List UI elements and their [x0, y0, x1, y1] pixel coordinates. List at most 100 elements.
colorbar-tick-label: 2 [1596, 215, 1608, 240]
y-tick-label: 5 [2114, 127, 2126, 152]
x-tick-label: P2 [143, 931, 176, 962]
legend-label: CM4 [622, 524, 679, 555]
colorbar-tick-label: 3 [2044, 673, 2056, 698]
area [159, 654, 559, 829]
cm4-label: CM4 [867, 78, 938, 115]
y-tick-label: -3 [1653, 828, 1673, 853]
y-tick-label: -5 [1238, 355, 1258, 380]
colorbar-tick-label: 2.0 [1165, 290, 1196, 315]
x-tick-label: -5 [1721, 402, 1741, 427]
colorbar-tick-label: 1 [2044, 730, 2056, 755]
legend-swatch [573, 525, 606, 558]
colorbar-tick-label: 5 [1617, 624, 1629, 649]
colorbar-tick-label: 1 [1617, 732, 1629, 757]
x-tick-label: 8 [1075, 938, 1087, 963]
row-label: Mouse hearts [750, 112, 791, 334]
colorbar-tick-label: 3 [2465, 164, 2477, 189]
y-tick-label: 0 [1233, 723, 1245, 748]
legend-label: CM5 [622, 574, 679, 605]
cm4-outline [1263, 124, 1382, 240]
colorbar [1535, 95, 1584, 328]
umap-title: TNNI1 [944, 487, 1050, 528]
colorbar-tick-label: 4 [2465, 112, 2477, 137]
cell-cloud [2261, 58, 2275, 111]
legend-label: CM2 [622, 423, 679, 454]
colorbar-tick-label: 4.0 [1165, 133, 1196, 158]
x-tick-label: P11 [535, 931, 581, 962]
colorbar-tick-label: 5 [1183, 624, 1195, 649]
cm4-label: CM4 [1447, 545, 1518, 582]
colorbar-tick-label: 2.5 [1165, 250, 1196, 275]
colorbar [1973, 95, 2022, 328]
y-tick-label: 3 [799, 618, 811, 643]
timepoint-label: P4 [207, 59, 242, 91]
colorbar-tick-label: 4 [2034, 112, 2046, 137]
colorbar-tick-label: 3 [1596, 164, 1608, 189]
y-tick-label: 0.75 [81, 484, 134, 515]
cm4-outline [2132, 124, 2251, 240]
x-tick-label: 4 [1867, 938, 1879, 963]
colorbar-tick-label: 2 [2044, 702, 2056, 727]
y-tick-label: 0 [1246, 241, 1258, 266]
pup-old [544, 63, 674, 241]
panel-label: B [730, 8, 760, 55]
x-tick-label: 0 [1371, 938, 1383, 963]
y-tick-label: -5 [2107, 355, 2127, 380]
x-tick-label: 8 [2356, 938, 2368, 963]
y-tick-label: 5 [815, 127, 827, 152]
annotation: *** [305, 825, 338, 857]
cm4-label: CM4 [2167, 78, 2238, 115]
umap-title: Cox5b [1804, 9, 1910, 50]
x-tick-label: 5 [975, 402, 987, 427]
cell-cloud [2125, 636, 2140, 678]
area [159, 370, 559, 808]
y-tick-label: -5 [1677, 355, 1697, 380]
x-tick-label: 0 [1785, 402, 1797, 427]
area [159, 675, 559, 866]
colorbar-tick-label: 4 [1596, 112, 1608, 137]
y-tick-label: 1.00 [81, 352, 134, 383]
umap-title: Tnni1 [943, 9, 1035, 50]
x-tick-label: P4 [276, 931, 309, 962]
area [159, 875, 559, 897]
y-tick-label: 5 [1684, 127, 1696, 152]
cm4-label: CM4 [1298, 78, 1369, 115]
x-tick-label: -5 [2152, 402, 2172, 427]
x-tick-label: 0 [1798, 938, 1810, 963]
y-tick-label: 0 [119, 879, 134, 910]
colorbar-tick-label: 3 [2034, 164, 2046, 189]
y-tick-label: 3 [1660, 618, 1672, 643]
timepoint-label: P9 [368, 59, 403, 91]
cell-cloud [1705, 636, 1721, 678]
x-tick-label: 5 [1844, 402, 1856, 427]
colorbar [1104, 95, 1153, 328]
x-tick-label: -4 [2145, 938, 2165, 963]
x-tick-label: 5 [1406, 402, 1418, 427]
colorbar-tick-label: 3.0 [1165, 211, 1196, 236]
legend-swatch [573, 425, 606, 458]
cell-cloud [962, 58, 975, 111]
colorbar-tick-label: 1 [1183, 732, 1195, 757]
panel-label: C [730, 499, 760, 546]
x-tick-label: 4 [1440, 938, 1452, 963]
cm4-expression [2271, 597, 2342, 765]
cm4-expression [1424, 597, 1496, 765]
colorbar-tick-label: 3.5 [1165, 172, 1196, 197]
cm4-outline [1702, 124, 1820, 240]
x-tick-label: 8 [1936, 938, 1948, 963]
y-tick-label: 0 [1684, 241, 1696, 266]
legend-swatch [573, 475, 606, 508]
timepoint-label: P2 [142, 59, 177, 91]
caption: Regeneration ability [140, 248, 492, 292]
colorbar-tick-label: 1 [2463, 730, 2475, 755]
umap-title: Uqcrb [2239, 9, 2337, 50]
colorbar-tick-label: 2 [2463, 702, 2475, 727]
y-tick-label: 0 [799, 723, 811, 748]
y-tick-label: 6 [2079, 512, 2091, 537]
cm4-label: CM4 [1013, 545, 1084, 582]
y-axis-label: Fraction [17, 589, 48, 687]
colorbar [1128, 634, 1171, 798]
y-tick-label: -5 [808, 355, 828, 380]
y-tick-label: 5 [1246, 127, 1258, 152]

• [To do]: Collect each line of the data above that contains the string "area". Treat the match as case-sensitive.

• [Reply]:
area [159, 654, 559, 829]
area [159, 370, 559, 808]
area [159, 675, 559, 866]
area [159, 875, 559, 897]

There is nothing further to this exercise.